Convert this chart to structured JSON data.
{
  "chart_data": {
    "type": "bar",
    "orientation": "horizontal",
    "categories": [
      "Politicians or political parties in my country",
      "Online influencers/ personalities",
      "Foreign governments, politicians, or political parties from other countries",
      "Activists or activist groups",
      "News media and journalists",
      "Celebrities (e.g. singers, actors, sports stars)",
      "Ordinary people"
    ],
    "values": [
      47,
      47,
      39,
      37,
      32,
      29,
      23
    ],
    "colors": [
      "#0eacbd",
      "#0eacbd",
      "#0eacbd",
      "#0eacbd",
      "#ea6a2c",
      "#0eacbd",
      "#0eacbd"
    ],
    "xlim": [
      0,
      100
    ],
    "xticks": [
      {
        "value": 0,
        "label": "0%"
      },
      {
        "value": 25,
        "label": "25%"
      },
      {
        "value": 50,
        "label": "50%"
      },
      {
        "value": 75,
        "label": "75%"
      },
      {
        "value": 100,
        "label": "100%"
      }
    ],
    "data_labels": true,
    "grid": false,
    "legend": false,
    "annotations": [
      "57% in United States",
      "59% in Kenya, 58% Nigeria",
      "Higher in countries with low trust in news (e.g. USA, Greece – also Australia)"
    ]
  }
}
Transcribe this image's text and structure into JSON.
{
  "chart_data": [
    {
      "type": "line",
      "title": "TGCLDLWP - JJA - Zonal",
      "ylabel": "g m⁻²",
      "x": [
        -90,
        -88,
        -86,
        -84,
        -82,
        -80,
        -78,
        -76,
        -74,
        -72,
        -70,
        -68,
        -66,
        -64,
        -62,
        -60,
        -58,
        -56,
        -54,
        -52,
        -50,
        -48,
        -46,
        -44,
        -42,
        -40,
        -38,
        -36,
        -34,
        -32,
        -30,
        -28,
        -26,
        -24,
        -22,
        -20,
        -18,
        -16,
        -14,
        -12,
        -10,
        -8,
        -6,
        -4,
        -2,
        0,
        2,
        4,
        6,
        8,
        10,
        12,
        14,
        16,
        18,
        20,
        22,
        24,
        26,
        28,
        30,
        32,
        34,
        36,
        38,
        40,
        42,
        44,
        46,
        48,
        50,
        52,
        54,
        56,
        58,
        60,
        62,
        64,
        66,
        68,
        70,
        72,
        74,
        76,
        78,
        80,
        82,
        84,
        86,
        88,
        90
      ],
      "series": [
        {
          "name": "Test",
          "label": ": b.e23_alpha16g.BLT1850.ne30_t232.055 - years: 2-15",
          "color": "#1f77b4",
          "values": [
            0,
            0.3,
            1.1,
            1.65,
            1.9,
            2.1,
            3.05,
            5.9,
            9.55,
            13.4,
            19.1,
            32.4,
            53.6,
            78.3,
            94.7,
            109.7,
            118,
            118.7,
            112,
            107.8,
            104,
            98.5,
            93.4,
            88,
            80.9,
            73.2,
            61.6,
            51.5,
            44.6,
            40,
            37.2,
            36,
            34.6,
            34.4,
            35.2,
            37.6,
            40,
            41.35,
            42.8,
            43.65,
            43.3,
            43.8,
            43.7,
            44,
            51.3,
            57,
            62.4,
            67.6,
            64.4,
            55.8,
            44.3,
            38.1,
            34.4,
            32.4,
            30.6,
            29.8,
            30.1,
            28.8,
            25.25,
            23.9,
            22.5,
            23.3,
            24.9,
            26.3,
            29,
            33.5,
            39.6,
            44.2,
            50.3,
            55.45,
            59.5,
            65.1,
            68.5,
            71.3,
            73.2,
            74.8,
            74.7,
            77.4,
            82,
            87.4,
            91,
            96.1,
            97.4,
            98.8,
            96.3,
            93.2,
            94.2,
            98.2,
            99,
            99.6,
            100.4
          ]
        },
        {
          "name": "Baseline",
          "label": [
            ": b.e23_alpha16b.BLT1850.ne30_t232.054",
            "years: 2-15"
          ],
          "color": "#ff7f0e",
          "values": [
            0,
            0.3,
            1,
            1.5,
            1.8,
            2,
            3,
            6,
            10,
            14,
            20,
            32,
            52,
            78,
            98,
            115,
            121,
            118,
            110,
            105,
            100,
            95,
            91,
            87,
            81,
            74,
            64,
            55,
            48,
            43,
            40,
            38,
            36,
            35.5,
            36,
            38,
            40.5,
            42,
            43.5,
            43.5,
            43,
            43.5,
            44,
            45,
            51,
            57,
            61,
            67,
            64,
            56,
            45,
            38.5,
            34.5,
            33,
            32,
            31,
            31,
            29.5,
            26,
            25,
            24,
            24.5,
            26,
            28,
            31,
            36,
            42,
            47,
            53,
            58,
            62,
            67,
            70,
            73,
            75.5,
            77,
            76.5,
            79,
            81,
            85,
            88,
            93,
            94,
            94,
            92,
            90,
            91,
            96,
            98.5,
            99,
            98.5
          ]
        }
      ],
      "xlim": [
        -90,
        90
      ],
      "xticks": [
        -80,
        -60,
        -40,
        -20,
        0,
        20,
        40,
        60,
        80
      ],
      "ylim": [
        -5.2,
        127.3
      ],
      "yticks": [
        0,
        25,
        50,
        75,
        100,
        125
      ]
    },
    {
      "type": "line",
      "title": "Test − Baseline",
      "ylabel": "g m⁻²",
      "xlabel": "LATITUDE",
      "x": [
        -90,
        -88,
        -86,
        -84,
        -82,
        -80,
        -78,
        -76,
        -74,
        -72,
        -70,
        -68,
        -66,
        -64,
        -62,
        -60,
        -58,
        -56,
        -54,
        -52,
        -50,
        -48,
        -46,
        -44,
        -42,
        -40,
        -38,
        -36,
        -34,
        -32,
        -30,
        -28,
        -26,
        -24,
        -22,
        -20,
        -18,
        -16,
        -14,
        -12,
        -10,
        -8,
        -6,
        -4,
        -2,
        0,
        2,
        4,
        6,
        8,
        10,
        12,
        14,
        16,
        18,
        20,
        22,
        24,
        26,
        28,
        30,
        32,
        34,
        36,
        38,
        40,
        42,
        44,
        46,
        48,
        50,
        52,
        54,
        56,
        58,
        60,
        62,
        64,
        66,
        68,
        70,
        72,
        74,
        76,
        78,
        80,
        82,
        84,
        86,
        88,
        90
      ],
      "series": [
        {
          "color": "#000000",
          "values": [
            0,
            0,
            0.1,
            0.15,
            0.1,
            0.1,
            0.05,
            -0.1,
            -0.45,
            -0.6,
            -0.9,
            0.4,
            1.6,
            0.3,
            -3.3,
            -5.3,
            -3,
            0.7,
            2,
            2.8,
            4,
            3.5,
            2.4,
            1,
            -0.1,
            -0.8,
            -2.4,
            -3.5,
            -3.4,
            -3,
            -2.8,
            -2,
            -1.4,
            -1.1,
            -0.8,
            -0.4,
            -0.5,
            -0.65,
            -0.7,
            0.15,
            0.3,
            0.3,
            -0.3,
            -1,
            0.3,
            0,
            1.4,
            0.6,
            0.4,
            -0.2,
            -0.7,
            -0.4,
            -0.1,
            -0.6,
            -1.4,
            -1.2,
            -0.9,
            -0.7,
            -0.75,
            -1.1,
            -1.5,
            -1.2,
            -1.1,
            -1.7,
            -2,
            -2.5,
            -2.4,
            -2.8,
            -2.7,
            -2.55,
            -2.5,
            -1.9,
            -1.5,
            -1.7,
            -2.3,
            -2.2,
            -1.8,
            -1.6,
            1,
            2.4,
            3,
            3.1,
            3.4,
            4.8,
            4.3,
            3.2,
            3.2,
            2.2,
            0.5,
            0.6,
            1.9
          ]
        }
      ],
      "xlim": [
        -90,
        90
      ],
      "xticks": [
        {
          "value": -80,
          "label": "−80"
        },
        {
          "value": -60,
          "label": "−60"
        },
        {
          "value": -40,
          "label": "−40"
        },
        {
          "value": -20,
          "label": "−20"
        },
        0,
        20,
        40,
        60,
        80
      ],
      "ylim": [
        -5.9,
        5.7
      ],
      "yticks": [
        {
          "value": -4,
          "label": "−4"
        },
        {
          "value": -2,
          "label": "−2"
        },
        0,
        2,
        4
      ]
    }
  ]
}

Your goal — Gather each line in the data that holds the string "parties".

Correct response —
      "Politicians or political parties in my country",
      "Foreign governments, politicians, or political parties from other countries",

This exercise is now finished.